━━ Data lines

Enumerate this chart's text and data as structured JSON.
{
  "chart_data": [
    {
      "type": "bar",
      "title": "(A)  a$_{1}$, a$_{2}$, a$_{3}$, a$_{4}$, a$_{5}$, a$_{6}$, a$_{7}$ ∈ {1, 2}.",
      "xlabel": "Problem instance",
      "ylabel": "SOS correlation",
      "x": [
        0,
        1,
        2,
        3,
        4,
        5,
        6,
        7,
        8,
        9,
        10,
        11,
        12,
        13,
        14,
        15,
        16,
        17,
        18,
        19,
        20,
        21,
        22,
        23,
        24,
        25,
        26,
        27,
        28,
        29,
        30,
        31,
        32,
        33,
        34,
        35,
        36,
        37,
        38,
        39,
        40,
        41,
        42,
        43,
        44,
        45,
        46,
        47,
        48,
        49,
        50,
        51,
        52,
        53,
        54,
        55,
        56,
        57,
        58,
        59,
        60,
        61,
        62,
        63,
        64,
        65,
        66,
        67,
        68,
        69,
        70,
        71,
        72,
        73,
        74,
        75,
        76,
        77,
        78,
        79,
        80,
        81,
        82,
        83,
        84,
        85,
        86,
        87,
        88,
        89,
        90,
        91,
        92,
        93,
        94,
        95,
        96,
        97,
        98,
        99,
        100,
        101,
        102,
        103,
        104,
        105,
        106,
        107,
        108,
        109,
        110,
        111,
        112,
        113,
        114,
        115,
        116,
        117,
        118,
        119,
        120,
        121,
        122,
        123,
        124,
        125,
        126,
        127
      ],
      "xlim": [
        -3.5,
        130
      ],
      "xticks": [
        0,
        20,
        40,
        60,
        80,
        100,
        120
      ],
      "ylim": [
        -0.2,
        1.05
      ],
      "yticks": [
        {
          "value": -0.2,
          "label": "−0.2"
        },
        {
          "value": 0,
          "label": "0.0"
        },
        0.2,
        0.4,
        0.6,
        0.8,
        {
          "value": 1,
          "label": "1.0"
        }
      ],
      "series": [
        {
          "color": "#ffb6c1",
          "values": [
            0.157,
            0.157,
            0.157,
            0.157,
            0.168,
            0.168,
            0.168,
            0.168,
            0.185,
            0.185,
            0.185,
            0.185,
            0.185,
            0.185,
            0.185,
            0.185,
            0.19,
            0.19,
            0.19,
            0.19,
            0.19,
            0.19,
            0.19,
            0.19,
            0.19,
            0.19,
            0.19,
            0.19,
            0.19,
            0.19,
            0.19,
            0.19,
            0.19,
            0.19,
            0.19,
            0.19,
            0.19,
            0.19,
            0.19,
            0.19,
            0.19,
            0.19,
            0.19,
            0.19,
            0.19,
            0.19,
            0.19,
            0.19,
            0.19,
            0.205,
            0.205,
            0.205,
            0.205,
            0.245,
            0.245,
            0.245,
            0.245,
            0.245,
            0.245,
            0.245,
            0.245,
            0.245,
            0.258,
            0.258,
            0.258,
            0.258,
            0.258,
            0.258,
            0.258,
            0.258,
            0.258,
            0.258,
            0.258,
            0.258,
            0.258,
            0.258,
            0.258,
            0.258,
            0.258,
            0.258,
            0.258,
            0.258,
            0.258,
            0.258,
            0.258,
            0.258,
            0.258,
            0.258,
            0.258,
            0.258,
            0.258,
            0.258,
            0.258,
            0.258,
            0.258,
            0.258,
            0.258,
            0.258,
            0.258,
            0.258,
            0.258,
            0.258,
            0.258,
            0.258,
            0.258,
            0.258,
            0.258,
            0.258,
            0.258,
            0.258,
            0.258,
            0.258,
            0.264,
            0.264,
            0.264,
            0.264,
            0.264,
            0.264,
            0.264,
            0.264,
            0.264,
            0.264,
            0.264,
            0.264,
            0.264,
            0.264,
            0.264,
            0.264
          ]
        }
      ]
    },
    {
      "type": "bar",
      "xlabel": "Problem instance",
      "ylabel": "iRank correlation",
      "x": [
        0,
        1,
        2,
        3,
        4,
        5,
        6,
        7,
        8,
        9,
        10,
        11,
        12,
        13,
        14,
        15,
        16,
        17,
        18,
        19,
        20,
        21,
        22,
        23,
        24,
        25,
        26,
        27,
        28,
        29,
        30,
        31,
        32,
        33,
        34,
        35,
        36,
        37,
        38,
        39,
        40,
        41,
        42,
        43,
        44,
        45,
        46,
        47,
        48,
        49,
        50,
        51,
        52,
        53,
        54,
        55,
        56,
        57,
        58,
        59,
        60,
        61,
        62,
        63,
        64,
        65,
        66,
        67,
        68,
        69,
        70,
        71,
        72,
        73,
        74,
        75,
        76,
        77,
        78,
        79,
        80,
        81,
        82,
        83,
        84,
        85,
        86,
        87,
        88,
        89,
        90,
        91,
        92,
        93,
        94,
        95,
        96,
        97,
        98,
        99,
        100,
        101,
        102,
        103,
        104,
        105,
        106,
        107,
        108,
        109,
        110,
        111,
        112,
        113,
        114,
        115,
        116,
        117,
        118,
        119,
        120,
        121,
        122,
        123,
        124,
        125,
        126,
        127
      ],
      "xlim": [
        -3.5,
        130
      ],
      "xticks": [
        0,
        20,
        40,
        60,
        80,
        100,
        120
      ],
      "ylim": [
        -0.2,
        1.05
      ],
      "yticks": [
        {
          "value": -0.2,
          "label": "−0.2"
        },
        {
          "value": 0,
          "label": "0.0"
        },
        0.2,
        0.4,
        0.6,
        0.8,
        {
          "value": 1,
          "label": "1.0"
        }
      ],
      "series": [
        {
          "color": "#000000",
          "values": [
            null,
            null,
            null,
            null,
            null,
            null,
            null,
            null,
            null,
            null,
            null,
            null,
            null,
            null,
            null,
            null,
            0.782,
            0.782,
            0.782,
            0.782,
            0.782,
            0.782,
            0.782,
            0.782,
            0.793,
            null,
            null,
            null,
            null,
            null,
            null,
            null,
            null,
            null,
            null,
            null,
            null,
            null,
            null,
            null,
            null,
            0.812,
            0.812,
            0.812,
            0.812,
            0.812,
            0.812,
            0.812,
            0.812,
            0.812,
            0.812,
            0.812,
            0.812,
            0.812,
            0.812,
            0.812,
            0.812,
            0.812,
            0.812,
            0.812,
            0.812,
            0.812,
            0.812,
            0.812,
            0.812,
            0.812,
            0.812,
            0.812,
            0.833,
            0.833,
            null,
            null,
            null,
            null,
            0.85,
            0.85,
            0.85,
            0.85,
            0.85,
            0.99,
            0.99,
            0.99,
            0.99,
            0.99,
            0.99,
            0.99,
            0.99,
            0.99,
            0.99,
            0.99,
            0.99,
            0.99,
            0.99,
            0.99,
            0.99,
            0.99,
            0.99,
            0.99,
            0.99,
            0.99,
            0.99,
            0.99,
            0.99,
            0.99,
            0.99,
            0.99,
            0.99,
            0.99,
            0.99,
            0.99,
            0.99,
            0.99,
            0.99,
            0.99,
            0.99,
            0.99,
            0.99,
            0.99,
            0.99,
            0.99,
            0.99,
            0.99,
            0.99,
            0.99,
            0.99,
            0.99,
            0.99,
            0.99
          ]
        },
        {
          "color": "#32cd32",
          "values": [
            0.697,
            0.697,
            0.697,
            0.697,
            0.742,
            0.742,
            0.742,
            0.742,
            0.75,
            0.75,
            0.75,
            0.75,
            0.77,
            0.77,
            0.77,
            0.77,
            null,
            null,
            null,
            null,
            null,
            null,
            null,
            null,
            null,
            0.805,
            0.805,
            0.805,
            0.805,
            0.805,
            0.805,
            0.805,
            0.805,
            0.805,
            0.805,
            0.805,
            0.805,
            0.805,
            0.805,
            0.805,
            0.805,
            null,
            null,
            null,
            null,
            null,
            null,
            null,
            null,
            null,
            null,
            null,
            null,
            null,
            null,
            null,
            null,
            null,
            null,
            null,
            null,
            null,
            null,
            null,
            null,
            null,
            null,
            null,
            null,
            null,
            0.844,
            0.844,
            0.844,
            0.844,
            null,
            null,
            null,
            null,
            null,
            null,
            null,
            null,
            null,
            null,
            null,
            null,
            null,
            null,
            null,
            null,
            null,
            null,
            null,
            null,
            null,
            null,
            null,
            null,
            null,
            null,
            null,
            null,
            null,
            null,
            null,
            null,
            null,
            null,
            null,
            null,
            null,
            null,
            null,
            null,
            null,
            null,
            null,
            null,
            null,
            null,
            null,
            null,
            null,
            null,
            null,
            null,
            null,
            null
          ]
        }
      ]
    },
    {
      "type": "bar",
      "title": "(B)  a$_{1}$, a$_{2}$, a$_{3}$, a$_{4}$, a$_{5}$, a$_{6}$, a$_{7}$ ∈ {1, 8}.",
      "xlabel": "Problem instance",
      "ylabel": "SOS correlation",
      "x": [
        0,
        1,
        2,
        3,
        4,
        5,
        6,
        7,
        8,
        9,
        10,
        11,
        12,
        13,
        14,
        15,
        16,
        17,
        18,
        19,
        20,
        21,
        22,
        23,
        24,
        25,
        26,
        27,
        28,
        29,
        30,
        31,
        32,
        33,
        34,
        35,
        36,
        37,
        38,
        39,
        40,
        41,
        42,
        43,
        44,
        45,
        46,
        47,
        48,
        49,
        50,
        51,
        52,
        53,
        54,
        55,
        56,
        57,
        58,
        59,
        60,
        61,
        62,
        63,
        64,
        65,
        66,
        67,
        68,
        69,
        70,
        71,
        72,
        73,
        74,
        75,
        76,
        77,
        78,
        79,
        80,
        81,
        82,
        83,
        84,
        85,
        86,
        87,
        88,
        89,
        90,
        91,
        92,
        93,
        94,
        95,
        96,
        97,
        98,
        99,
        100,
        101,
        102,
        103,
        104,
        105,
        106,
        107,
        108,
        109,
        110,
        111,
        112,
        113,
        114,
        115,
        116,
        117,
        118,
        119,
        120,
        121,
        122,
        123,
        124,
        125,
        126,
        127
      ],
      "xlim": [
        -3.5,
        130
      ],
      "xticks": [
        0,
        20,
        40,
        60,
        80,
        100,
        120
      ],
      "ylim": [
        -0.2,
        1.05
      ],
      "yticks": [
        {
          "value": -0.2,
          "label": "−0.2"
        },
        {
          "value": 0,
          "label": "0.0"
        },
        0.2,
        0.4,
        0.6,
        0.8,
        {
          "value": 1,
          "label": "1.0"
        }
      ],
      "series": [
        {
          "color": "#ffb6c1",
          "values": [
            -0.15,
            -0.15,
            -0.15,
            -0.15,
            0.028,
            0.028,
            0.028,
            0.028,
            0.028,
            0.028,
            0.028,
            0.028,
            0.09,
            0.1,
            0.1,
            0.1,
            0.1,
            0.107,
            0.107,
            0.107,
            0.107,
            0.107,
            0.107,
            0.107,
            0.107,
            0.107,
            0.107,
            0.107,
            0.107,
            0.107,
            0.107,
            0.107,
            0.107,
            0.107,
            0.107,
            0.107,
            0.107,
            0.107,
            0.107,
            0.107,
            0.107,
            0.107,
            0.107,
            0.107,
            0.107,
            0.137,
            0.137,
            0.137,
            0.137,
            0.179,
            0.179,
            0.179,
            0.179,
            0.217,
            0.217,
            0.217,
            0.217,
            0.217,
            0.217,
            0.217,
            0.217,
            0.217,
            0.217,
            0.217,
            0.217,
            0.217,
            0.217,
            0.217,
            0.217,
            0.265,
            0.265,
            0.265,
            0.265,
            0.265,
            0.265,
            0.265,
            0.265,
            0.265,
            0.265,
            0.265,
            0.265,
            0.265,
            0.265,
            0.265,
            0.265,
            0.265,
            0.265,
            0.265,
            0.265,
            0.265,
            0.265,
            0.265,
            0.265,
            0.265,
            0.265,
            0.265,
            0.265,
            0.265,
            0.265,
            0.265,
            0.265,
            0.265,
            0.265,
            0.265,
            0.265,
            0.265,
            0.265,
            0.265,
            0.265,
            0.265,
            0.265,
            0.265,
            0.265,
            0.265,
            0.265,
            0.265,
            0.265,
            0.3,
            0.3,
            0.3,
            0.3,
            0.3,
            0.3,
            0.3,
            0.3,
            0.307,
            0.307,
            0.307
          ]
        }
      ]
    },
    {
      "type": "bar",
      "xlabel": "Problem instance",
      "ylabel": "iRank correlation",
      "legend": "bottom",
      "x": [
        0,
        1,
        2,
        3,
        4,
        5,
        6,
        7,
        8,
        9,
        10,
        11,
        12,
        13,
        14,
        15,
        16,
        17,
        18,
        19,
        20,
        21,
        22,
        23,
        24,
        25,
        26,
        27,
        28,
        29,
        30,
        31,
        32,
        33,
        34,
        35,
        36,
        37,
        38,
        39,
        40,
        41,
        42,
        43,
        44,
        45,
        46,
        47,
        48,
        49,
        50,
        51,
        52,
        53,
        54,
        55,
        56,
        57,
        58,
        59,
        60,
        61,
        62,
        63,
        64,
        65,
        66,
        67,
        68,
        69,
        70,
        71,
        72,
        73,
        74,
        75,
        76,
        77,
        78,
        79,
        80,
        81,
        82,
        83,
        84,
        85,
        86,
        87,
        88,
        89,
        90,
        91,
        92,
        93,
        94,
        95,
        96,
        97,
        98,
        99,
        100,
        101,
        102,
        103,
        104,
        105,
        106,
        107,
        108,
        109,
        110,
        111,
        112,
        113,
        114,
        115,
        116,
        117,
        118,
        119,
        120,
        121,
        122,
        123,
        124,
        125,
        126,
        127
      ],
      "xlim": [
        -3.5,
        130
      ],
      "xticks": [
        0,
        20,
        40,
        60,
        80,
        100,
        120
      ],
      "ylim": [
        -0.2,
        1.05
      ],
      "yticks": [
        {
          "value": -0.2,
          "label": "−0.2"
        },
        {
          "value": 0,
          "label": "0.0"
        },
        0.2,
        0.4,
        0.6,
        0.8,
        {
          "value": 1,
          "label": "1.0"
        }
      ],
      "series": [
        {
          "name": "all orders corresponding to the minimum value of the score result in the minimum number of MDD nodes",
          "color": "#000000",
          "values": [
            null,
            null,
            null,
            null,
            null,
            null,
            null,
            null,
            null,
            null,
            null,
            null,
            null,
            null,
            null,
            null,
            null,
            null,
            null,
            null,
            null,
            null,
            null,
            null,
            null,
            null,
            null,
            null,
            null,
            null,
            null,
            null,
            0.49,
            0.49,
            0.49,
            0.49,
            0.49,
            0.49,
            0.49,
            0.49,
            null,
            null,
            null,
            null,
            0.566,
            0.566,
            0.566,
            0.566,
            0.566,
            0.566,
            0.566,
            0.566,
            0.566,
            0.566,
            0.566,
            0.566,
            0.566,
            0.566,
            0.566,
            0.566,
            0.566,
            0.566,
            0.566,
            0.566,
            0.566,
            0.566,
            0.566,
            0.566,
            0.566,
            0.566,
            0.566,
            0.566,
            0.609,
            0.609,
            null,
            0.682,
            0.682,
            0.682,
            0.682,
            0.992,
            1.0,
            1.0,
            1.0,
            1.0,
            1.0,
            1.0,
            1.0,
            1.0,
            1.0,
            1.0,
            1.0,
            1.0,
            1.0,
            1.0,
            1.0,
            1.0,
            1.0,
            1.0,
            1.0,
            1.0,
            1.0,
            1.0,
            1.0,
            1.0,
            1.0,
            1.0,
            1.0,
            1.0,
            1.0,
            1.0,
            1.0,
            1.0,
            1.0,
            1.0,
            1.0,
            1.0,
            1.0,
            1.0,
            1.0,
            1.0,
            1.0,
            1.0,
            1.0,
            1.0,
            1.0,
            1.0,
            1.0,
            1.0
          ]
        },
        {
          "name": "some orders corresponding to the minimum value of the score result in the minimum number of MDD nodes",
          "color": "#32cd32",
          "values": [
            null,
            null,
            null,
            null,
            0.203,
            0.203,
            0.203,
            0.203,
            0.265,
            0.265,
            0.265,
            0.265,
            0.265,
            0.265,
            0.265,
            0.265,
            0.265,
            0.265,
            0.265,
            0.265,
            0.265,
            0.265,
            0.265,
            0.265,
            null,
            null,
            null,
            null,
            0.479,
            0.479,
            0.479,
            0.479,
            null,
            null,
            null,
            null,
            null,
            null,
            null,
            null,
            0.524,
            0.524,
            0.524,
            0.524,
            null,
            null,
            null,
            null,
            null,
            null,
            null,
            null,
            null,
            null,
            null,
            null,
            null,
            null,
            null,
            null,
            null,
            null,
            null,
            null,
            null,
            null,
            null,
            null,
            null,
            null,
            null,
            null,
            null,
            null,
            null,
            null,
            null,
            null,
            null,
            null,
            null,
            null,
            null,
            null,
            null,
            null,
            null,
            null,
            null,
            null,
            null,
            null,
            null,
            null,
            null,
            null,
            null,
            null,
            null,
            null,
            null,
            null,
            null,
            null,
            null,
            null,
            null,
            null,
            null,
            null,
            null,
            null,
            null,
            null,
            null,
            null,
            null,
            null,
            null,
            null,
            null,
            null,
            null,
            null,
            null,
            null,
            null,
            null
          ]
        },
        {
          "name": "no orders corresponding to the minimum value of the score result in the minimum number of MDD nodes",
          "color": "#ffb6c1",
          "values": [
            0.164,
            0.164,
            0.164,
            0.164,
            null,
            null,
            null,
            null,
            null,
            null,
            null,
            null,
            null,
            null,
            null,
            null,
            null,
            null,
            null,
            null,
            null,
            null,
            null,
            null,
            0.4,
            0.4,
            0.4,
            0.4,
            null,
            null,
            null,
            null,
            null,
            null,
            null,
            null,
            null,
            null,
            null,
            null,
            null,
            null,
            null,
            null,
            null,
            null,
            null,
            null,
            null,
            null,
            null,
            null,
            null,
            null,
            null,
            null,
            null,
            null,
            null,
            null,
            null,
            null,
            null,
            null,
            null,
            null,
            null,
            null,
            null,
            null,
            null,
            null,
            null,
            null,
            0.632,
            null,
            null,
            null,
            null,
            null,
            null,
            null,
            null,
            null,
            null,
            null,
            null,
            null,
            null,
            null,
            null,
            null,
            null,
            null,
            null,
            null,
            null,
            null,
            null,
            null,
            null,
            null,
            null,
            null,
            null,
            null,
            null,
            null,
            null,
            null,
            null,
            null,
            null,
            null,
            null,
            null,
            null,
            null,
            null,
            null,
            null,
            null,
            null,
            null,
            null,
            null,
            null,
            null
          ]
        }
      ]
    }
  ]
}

━━━━

**Work to complete**
Write down the number of lines where the word "corresponding" appears, and nothing further.

**Exercise output**
3